__AIM__. Determine the count of lines holding "MCMC" and give that count alone.

__INPUT FOR THIS TASK__.
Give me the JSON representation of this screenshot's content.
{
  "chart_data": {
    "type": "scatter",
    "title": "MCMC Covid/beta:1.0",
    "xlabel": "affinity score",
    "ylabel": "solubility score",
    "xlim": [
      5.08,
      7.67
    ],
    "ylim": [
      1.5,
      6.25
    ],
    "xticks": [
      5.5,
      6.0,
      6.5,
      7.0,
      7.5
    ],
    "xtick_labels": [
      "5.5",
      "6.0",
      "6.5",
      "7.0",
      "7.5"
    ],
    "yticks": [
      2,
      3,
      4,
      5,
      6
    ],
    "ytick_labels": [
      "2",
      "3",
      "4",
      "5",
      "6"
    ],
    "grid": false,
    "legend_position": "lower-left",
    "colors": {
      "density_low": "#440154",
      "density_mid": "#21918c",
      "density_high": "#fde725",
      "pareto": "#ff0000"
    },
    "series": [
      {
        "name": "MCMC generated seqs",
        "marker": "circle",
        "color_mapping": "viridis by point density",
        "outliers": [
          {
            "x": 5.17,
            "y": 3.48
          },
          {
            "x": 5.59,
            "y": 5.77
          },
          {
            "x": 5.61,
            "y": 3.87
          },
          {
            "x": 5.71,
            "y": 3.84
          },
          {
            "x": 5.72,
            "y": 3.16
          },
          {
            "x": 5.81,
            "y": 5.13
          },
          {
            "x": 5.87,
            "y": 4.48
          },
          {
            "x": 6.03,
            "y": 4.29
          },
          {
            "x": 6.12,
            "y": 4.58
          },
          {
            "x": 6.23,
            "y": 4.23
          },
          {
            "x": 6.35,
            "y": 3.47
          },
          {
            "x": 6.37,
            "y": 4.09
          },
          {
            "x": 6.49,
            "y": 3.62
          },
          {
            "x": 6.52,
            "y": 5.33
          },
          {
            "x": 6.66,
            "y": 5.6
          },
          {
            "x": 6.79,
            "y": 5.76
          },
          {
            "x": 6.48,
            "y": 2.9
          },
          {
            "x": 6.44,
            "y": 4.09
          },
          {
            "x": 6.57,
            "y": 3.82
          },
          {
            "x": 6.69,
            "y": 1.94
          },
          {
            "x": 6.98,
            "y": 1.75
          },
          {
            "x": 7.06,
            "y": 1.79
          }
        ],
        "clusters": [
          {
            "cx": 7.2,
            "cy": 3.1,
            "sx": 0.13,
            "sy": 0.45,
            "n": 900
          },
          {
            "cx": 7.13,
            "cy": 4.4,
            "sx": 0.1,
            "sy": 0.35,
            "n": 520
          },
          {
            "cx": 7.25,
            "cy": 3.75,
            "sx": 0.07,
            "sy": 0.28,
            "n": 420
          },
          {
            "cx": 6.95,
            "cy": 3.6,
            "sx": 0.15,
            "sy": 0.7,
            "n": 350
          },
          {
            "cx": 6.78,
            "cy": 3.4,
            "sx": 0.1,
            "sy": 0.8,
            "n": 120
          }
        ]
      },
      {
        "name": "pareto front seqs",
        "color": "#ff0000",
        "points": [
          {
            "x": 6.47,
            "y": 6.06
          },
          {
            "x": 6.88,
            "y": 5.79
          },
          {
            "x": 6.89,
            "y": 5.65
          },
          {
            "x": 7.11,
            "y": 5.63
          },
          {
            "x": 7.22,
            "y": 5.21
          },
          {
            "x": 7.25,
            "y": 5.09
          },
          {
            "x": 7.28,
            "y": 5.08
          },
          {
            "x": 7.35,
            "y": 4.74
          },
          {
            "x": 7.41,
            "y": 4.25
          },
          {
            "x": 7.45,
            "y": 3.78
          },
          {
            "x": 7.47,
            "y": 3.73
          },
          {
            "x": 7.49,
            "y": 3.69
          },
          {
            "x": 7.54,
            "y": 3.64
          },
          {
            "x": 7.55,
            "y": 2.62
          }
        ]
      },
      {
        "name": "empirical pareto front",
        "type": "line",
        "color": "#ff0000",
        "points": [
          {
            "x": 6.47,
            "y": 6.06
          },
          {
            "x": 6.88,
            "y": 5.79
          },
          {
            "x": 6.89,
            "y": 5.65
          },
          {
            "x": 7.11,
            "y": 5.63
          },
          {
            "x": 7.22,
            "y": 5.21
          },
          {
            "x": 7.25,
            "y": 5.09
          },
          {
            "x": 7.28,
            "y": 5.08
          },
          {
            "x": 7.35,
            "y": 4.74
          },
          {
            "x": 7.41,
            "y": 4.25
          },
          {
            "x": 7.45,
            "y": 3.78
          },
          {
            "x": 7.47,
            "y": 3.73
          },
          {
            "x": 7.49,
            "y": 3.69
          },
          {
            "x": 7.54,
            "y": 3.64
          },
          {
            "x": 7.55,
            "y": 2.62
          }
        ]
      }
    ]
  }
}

__ANSWER TO THIS PROBLEM__. 2